[Start of Raw data]

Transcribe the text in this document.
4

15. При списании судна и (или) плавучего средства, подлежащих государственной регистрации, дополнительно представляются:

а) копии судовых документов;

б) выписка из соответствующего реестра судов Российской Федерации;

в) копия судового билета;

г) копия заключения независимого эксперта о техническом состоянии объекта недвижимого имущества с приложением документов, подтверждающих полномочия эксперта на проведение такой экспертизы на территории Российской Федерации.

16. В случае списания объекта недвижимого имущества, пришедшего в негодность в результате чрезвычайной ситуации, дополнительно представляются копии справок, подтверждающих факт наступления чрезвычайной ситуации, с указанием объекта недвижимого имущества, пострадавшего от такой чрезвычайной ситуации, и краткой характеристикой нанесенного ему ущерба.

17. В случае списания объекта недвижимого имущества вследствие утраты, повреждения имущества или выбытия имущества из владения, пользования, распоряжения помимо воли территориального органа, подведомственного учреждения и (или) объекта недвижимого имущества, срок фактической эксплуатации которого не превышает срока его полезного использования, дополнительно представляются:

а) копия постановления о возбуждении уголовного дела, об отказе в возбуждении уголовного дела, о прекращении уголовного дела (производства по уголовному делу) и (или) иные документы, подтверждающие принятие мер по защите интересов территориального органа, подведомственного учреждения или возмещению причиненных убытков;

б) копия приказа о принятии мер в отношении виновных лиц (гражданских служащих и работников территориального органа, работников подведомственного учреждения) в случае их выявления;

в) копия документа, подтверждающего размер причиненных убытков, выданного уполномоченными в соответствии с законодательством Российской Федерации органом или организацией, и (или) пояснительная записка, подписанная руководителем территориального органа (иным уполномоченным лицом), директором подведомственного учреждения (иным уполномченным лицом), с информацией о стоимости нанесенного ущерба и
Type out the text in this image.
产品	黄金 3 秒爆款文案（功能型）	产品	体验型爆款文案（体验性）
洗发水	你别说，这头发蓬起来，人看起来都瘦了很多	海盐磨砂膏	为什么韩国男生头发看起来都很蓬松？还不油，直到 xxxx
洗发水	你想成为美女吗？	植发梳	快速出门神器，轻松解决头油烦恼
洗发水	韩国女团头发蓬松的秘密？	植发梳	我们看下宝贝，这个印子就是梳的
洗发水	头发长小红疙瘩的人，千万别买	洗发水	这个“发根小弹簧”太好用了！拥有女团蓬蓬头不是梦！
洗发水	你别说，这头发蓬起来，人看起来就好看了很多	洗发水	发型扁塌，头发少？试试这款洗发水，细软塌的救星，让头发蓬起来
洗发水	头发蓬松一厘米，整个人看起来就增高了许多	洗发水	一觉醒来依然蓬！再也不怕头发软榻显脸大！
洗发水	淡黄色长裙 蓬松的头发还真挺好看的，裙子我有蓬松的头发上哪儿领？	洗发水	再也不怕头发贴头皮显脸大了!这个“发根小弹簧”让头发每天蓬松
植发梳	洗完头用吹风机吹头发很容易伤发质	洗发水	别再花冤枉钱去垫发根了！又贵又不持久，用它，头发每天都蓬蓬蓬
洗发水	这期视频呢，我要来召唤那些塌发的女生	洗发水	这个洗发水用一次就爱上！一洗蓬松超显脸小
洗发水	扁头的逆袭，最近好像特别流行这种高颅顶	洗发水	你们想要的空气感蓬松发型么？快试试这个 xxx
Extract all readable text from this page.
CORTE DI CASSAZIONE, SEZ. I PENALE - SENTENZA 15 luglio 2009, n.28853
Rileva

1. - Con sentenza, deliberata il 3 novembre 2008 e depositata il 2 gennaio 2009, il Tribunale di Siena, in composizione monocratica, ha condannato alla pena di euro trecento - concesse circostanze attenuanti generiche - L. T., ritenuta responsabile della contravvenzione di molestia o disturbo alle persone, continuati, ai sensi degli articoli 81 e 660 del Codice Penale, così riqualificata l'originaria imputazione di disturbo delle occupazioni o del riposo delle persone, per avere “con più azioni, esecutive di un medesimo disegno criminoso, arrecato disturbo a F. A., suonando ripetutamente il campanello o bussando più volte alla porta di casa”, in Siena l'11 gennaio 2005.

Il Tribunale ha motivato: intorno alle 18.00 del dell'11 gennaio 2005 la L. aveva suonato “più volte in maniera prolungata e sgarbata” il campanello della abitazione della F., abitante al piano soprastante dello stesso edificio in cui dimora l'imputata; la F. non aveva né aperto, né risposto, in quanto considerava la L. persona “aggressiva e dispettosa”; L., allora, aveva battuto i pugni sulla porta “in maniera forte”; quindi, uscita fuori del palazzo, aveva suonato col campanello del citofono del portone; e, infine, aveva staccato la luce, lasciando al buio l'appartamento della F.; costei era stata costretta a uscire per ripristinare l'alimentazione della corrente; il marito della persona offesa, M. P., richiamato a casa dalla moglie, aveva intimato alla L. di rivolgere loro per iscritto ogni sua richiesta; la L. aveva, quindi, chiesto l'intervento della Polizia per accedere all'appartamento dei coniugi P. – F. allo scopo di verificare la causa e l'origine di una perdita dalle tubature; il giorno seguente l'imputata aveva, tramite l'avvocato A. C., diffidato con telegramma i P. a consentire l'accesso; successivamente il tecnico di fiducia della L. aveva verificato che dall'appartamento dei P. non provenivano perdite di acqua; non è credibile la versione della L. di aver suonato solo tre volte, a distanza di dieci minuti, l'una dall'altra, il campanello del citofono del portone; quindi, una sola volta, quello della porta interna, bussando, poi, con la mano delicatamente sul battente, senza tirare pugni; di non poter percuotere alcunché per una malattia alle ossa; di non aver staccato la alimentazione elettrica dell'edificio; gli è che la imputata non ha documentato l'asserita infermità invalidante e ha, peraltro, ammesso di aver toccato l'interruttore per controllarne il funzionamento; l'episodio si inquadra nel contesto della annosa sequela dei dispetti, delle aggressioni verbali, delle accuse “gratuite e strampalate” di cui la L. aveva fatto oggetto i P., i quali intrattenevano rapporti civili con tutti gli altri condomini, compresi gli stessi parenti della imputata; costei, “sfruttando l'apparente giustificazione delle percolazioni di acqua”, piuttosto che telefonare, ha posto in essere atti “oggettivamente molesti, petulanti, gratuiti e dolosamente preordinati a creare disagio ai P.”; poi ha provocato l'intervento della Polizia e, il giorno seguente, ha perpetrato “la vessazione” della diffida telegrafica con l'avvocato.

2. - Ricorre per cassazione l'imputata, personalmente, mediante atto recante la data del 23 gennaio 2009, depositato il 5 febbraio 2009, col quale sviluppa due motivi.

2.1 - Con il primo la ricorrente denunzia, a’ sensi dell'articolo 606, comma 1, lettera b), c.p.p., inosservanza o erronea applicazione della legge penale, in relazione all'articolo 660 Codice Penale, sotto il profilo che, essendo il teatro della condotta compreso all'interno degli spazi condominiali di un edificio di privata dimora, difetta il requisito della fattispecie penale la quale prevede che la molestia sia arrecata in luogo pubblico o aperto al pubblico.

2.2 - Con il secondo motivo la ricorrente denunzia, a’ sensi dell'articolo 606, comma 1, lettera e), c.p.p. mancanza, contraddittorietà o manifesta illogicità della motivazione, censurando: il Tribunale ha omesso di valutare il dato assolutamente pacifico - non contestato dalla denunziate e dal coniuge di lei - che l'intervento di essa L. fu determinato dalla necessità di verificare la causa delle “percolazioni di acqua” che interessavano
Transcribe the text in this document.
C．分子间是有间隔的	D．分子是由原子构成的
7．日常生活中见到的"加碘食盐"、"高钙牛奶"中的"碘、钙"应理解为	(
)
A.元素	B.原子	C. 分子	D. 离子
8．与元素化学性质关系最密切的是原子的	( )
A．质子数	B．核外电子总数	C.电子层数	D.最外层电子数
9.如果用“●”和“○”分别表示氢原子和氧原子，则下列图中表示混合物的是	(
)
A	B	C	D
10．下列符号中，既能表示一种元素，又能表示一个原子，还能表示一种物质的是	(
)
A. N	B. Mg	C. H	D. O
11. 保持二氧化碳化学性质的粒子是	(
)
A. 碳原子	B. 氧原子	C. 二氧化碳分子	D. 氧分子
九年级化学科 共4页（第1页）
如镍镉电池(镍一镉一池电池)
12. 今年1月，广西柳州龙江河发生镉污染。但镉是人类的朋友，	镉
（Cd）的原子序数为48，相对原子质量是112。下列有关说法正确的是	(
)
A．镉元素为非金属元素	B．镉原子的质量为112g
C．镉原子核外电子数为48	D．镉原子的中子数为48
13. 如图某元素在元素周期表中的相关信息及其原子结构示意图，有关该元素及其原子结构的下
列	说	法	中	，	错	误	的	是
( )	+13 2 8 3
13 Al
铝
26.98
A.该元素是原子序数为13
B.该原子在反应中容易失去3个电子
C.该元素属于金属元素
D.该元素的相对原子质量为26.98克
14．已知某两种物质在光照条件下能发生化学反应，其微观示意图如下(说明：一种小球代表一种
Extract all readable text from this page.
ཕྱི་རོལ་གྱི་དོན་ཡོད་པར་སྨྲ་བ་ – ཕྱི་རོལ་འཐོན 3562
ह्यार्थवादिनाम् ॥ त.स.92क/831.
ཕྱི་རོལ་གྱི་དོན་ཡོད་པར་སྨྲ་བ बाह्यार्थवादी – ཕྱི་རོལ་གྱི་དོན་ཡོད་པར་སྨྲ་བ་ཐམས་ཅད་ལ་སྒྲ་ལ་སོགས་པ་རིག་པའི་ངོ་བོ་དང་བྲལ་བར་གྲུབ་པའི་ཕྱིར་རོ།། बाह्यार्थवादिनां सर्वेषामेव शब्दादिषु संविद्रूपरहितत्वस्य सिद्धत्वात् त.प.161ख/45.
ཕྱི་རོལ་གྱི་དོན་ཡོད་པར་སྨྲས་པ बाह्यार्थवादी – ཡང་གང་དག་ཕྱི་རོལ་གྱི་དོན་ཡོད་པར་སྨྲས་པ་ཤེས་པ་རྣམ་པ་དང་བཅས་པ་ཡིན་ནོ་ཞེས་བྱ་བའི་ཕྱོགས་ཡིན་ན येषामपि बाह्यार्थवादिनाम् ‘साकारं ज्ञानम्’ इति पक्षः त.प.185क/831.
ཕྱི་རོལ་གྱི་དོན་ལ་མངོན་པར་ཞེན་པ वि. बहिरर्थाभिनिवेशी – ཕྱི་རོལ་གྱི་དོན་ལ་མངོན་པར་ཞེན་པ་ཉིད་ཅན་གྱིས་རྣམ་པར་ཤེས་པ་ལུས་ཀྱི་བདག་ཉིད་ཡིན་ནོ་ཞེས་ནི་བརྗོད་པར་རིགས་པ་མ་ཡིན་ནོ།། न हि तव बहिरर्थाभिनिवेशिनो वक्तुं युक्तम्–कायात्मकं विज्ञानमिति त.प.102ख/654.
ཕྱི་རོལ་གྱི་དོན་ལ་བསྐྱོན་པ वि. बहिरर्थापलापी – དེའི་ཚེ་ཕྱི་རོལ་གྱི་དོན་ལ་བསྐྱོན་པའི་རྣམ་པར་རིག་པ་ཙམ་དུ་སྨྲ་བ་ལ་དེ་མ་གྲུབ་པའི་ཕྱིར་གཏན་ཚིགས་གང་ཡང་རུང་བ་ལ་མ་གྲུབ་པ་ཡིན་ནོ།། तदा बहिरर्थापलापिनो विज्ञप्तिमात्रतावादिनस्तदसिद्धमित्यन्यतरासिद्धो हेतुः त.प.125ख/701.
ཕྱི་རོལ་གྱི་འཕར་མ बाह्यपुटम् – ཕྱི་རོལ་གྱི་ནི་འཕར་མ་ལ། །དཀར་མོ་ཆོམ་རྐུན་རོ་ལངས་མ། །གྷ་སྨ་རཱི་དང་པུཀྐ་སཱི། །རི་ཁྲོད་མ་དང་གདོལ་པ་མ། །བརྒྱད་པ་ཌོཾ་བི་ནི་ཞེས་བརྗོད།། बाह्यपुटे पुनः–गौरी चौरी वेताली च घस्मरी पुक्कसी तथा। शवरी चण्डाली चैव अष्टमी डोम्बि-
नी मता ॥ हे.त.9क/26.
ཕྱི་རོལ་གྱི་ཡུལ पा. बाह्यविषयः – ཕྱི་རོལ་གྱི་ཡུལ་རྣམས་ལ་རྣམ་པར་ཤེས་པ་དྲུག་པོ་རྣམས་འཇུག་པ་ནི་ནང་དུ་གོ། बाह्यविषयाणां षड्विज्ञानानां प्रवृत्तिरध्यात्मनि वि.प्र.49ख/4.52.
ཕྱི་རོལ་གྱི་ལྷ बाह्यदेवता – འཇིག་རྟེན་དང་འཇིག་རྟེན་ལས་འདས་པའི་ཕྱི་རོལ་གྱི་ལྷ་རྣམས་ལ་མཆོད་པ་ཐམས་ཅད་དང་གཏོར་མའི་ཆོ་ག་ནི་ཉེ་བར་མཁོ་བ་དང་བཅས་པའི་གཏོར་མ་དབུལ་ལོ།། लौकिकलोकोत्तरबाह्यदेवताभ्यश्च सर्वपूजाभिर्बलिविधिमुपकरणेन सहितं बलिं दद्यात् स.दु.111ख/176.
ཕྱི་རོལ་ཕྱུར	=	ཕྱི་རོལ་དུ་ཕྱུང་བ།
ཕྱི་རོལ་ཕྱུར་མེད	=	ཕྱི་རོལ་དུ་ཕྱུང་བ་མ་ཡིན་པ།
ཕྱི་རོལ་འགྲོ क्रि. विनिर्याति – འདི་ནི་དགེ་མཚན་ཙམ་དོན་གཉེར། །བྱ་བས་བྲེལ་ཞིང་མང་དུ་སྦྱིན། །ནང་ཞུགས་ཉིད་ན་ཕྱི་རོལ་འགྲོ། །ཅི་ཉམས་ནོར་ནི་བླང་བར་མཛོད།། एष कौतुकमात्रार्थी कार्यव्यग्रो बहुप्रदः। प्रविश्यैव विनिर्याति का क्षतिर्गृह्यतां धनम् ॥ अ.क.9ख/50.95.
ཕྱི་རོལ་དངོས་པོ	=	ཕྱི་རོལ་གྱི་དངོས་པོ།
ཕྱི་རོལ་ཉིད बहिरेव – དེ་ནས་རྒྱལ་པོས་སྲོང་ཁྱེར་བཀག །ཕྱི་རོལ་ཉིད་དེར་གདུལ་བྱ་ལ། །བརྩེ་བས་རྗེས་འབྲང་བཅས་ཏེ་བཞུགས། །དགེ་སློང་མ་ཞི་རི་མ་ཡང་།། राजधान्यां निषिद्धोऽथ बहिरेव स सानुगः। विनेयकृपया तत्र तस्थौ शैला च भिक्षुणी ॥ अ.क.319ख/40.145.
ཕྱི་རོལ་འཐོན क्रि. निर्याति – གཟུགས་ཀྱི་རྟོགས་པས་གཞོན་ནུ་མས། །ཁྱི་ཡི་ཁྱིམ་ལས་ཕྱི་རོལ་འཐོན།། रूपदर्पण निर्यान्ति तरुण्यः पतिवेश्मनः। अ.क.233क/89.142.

[End of Raw data]

» **Given request**: Within the listing, how many lines hold the word "документов"? Only the number is to be given.

» **Exercise solution**: 2